*WHAT YOU HAVE TO DO*: What do the lines say from the one containing "Output a JSON" to the end of the records? Restate them word for word, and only those.

*PROVIDED INFORMATION*:
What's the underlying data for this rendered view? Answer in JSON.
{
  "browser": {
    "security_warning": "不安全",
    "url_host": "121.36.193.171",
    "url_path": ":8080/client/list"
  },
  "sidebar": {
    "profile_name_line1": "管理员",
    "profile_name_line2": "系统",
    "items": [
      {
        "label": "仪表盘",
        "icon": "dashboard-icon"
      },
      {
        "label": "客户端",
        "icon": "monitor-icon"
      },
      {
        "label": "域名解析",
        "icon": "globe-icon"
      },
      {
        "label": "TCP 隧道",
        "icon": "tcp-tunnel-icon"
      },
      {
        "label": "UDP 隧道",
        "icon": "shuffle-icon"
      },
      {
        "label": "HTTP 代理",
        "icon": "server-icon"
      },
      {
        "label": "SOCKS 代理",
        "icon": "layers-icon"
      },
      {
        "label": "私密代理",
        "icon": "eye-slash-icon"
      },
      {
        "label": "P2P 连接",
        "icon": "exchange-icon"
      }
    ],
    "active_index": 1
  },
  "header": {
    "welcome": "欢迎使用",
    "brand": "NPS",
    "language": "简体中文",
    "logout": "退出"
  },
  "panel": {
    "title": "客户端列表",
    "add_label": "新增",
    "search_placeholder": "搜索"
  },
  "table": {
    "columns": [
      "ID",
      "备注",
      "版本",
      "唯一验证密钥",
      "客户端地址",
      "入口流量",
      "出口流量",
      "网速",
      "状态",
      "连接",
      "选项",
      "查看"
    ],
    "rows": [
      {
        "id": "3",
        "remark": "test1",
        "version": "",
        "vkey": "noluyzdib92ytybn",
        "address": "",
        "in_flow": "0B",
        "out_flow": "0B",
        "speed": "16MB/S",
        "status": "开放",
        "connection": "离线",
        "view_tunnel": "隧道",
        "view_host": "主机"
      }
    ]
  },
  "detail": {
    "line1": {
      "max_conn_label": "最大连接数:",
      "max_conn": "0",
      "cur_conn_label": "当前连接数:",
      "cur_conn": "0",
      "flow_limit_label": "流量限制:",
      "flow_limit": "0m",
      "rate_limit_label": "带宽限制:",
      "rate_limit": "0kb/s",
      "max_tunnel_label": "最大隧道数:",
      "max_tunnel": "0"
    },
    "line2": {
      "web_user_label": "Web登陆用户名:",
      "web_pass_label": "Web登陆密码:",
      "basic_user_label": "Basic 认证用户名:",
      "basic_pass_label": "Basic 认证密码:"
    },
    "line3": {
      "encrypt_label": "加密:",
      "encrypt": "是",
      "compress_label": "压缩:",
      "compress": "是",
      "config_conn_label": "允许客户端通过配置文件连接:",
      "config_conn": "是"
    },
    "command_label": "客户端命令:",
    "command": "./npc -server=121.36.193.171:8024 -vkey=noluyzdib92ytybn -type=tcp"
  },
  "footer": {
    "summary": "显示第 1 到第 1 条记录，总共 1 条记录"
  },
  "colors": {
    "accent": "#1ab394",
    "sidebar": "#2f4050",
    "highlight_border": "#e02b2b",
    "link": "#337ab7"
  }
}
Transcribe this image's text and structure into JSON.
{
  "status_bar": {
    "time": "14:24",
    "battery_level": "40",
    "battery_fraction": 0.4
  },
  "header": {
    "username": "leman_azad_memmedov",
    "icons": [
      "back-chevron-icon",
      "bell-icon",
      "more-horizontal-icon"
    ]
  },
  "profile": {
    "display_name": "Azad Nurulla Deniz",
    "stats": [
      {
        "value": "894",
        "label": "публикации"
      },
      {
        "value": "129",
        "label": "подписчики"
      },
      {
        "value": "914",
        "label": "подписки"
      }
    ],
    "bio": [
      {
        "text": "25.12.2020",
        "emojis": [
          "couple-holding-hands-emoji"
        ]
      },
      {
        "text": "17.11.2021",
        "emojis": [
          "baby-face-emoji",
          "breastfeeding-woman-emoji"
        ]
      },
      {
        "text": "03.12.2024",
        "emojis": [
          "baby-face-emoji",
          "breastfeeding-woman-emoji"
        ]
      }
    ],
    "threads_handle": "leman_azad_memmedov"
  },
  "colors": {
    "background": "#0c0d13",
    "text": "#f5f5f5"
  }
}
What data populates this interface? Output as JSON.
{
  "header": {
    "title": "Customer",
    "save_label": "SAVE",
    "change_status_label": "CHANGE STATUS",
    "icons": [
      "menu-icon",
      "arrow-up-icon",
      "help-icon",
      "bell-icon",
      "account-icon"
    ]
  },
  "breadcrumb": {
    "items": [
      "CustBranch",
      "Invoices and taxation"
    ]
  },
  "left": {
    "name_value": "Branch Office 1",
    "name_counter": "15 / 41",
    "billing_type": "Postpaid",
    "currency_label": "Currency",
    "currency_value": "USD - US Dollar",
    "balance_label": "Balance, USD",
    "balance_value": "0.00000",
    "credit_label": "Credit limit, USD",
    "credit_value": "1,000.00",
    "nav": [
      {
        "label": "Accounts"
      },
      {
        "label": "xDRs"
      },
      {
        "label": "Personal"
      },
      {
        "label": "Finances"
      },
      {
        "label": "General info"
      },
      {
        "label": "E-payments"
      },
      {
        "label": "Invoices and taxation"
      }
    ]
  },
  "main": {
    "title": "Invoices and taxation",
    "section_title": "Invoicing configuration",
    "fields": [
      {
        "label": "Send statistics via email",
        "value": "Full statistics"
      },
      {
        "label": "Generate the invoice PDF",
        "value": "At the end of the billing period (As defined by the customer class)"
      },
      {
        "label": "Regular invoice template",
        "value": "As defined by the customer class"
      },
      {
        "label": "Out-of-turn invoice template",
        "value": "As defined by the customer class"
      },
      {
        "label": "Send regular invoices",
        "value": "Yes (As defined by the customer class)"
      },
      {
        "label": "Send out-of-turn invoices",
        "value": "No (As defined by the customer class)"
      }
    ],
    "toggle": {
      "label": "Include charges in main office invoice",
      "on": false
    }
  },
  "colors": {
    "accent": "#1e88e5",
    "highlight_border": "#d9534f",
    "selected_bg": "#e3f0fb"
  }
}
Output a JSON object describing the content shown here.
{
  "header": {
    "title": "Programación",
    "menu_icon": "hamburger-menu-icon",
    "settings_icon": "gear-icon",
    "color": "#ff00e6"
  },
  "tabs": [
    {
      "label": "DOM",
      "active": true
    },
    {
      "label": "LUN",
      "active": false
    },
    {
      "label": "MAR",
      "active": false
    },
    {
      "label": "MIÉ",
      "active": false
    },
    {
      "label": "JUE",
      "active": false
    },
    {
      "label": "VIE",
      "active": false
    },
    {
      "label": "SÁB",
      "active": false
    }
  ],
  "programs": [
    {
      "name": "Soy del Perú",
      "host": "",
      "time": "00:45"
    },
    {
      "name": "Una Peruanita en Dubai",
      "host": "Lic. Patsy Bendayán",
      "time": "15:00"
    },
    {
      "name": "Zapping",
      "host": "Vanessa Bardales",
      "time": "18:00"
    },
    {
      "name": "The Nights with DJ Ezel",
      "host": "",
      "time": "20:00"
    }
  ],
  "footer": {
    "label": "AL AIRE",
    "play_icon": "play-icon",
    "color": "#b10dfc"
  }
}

*ANSWER FOR THE TASK*:
Output a JSON object describing the content shown here.
{
  "header": {
    "title": "Programación",
    "menu_icon": "hamburger-menu-icon",
    "settings_icon": "gear-icon",
    "color": "#ff00e6"
  },
  "tabs": [
    {
      "label": "DOM",
      "active": true
    },
    {
      "label": "LUN",
      "active": false
    },
    {
      "label": "MAR",
      "active": false
    },
    {
      "label": "MIÉ",
      "active": false
    },
    {
      "label": "JUE",
      "active": false
    },
    {
      "label": "VIE",
      "active": false
    },
    {
      "label": "SÁB",
      "active": false
    }
  ],
  "programs": [
    {
      "name": "Soy del Perú",
      "host": "",
      "time": "00:45"
    },
    {
      "name": "Una Peruanita en Dubai",
      "host": "Lic. Patsy Bendayán",
      "time": "15:00"
    },
    {
      "name": "Zapping",
      "host": "Vanessa Bardales",
      "time": "18:00"
    },
    {
      "name": "The Nights with DJ Ezel",
      "host": "",
      "time": "20:00"
    }
  ],
  "footer": {
    "label": "AL AIRE",
    "play_icon": "play-icon",
    "color": "#b10dfc"
  }
}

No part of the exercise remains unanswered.